━━━━━ MATERIAL FOR THE TASK ━━━━━

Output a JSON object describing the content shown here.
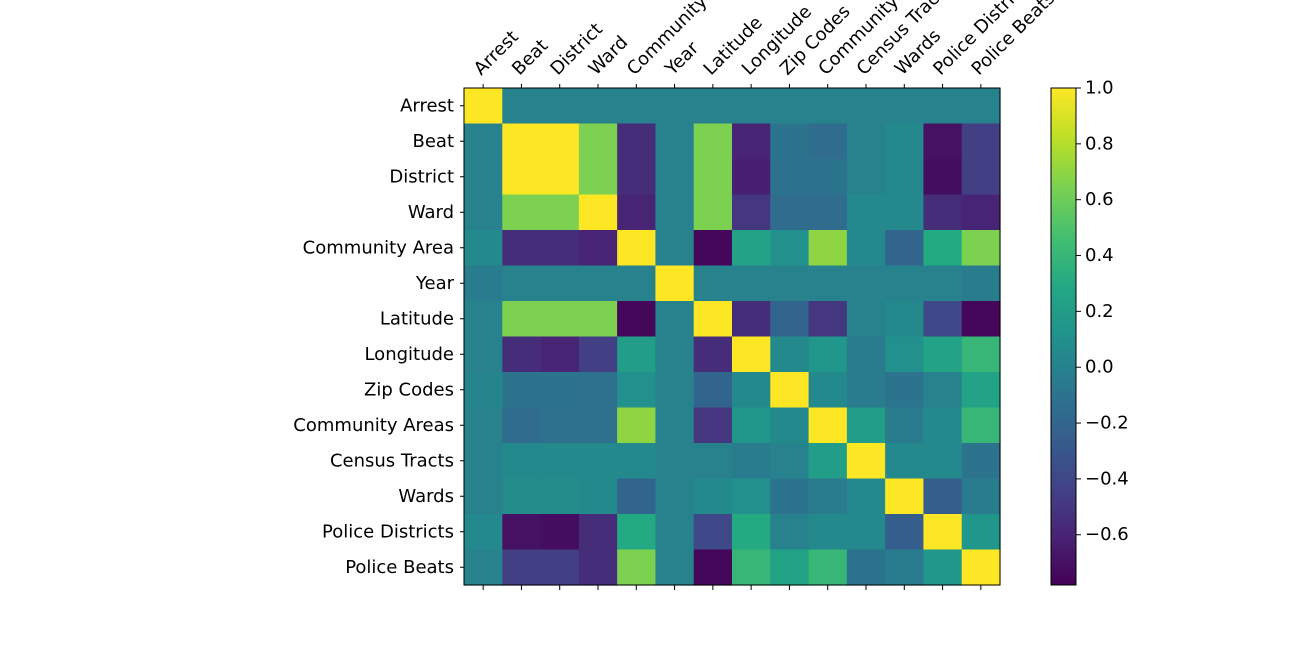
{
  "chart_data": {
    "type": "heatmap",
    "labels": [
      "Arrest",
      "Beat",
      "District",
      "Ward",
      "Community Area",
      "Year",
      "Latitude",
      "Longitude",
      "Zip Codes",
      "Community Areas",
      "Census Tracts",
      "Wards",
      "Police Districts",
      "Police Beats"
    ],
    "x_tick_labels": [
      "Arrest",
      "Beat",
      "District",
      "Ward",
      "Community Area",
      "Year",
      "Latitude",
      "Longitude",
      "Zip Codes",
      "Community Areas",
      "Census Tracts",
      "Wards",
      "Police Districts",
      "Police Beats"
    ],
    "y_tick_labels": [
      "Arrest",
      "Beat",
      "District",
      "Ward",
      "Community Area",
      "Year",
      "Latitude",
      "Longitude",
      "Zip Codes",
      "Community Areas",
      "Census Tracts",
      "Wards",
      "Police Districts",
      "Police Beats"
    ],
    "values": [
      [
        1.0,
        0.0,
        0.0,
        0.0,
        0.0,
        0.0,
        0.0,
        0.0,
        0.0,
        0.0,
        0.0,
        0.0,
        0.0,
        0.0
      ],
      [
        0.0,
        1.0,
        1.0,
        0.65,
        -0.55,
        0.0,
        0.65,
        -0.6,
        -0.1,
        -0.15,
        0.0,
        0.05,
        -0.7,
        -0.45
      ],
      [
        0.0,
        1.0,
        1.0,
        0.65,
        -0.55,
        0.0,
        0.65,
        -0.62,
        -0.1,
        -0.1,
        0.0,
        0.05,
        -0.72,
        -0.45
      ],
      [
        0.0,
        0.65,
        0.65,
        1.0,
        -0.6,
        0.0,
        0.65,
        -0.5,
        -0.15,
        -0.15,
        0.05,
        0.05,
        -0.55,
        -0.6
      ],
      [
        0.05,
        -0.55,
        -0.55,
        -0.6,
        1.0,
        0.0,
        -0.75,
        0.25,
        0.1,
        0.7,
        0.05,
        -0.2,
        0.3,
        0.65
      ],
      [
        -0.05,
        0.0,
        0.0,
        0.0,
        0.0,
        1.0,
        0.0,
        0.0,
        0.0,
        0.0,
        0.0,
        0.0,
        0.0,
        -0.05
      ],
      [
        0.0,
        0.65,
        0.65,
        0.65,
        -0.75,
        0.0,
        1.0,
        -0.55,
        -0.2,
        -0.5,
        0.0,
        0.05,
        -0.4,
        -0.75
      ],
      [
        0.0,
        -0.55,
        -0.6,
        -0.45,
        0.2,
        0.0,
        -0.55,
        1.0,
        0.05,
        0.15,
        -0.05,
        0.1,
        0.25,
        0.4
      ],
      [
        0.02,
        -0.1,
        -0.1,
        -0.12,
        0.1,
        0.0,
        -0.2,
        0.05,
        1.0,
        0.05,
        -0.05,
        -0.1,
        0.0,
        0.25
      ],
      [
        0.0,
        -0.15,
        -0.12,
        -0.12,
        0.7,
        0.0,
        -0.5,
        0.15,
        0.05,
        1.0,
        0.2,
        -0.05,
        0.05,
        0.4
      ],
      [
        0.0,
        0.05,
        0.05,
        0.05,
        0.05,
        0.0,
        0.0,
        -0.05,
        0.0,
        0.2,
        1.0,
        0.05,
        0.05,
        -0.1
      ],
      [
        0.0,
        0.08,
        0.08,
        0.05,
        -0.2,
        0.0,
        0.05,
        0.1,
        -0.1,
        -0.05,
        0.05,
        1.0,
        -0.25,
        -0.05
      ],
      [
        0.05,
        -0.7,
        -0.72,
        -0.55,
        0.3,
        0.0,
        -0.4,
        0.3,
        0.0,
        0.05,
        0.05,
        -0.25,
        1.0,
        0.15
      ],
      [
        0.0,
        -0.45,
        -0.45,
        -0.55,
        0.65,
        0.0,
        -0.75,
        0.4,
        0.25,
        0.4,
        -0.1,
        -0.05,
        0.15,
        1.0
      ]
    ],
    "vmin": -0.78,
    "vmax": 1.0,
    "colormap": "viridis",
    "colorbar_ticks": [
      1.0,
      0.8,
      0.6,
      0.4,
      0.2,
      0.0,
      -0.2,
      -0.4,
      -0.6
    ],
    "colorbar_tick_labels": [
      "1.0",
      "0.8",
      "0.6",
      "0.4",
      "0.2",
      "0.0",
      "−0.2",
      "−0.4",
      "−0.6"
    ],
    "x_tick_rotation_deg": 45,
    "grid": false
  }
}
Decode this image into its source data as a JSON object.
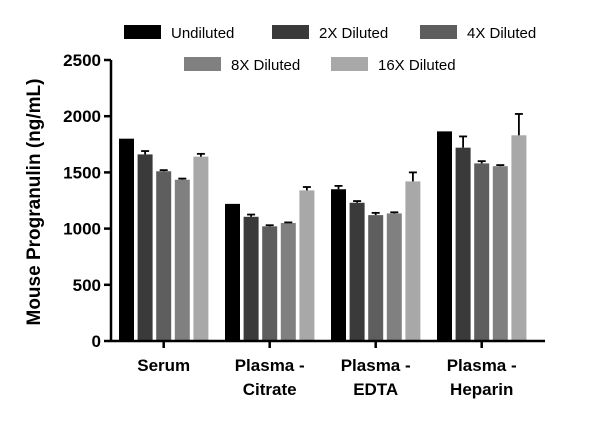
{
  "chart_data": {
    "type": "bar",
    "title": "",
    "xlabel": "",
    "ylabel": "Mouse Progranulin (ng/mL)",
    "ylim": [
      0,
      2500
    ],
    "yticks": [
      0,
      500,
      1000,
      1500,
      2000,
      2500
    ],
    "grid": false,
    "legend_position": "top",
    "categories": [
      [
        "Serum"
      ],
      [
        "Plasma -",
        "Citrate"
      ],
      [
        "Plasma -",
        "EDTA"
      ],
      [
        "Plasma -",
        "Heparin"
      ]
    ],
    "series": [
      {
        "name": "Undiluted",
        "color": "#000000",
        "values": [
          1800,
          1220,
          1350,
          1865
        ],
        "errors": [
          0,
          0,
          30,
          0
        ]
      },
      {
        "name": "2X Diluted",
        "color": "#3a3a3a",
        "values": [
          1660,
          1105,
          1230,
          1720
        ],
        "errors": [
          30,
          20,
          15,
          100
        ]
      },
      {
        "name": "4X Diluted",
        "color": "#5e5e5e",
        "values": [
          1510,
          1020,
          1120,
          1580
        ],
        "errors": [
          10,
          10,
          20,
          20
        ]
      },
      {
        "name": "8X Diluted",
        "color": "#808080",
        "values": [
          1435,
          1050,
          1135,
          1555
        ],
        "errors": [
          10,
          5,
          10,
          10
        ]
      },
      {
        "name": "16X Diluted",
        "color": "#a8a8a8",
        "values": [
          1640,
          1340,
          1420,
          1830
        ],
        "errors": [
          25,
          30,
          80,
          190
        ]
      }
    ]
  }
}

━━━━━

YOUR OBJECTIVE:
Extract the text of all the records above verbatim, excluding pictures.

SOLUTION:
Output a JSON object describing the content shown here.
{
  "chart_data": {
    "type": "heatmap",
    "labels": [
      "Arrest",
      "Beat",
      "District",
      "Ward",
      "Community Area",
      "Year",
      "Latitude",
      "Longitude",
      "Zip Codes",
      "Community Areas",
      "Census Tracts",
      "Wards",
      "Police Districts",
      "Police Beats"
    ],
    "x_tick_labels": [
      "Arrest",
      "Beat",
      "District",
      "Ward",
      "Community Area",
      "Year",
      "Latitude",
      "Longitude",
      "Zip Codes",
      "Community Areas",
      "Census Tracts",
      "Wards",
      "Police Districts",
      "Police Beats"
    ],
    "y_tick_labels": [
      "Arrest",
      "Beat",
      "District",
      "Ward",
      "Community Area",
      "Year",
      "Latitude",
      "Longitude",
      "Zip Codes",
      "Community Areas",
      "Census Tracts",
      "Wards",
      "Police Districts",
      "Police Beats"
    ],
    "values": [
      [
        1.0,
        0.0,
        0.0,
        0.0,
        0.0,
        0.0,
        0.0,
        0.0,
        0.0,
        0.0,
        0.0,
        0.0,
        0.0,
        0.0
      ],
      [
        0.0,
        1.0,
        1.0,
        0.65,
        -0.55,
        0.0,
        0.65,
        -0.6,
        -0.1,
        -0.15,
        0.0,
        0.05,
        -0.7,
        -0.45
      ],
      [
        0.0,
        1.0,
        1.0,
        0.65,
        -0.55,
        0.0,
        0.65,
        -0.62,
        -0.1,
        -0.1,
        0.0,
        0.05,
        -0.72,
        -0.45
      ],
      [
        0.0,
        0.65,
        0.65,
        1.0,
        -0.6,
        0.0,
        0.65,
        -0.5,
        -0.15,
        -0.15,
        0.05,
        0.05,
        -0.55,
        -0.6
      ],
      [
        0.05,
        -0.55,
        -0.55,
        -0.6,
        1.0,
        0.0,
        -0.75,
        0.25,
        0.1,
        0.7,
        0.05,
        -0.2,
        0.3,
        0.65
      ],
      [
        -0.05,
        0.0,
        0.0,
        0.0,
        0.0,
        1.0,
        0.0,
        0.0,
        0.0,
        0.0,
        0.0,
        0.0,
        0.0,
        -0.05
      ],
      [
        0.0,
        0.65,
        0.65,
        0.65,
        -0.75,
        0.0,
        1.0,
        -0.55,
        -0.2,
        -0.5,
        0.0,
        0.05,
        -0.4,
        -0.75
      ],
      [
        0.0,
        -0.55,
        -0.6,
        -0.45,
        0.2,
        0.0,
        -0.55,
        1.0,
        0.05,
        0.15,
        -0.05,
        0.1,
        0.25,
        0.4
      ],
      [
        0.02,
        -0.1,
        -0.1,
        -0.12,
        0.1,
        0.0,
        -0.2,
        0.05,
        1.0,
        0.05,
        -0.05,
        -0.1,
        0.0,
        0.25
      ],
      [
        0.0,
        -0.15,
        -0.12,
        -0.12,
        0.7,
        0.0,
        -0.5,
        0.15,
        0.05,
        1.0,
        0.2,
        -0.05,
        0.05,
        0.4
      ],
      [
        0.0,
        0.05,
        0.05,
        0.05,
        0.05,
        0.0,
        0.0,
        -0.05,
        0.0,
        0.2,
        1.0,
        0.05,
        0.05,
        -0.1
      ],
      [
        0.0,
        0.08,
        0.08,
        0.05,
        -0.2,
        0.0,
        0.05,
        0.1,
        -0.1,
        -0.05,
        0.05,
        1.0,
        -0.25,
        -0.05
      ],
      [
        0.05,
        -0.7,
        -0.72,
        -0.55,
        0.3,
        0.0,
        -0.4,
        0.3,
        0.0,
        0.05,
        0.05,
        -0.25,
        1.0,
        0.15
      ],
      [
        0.0,
        -0.45,
        -0.45,
        -0.55,
        0.65,
        0.0,
        -0.75,
        0.4,
        0.25,
        0.4,
        -0.1,
        -0.05,
        0.15,
        1.0
      ]
    ],
    "vmin": -0.78,
    "vmax": 1.0,
    "colormap": "viridis",
    "colorbar_ticks": [
      1.0,
      0.8,
      0.6,
      0.4,
      0.2,
      0.0,
      -0.2,
      -0.4,
      -0.6
    ],
    "colorbar_tick_labels": [
      "1.0",
      "0.8",
      "0.6",
      "0.4",
      "0.2",
      "0.0",
      "−0.2",
      "−0.4",
      "−0.6"
    ],
    "x_tick_rotation_deg": 45,
    "grid": false
  }
}
Decode this image into its source data as a JSON object.
{
  "chart_data": {
    "type": "bar",
    "title": "",
    "xlabel": "",
    "ylabel": "Mouse Progranulin (ng/mL)",
    "ylim": [
      0,
      2500
    ],
    "yticks": [
      0,
      500,
      1000,
      1500,
      2000,
      2500
    ],
    "grid": false,
    "legend_position": "top",
    "categories": [
      [
        "Serum"
      ],
      [
        "Plasma -",
        "Citrate"
      ],
      [
        "Plasma -",
        "EDTA"
      ],
      [
        "Plasma -",
        "Heparin"
      ]
    ],
    "series": [
      {
        "name": "Undiluted",
        "color": "#000000",
        "values": [
          1800,
          1220,
          1350,
          1865
        ],
        "errors": [
          0,
          0,
          30,
          0
        ]
      },
      {
        "name": "2X Diluted",
        "color": "#3a3a3a",
        "values": [
          1660,
          1105,
          1230,
          1720
        ],
        "errors": [
          30,
          20,
          15,
          100
        ]
      },
      {
        "name": "4X Diluted",
        "color": "#5e5e5e",
        "values": [
          1510,
          1020,
          1120,
          1580
        ],
        "errors": [
          10,
          10,
          20,
          20
        ]
      },
      {
        "name": "8X Diluted",
        "color": "#808080",
        "values": [
          1435,
          1050,
          1135,
          1555
        ],
        "errors": [
          10,
          5,
          10,
          10
        ]
      },
      {
        "name": "16X Diluted",
        "color": "#a8a8a8",
        "values": [
          1640,
          1340,
          1420,
          1830
        ],
        "errors": [
          25,
          30,
          80,
          190
        ]
      }
    ]
  }
}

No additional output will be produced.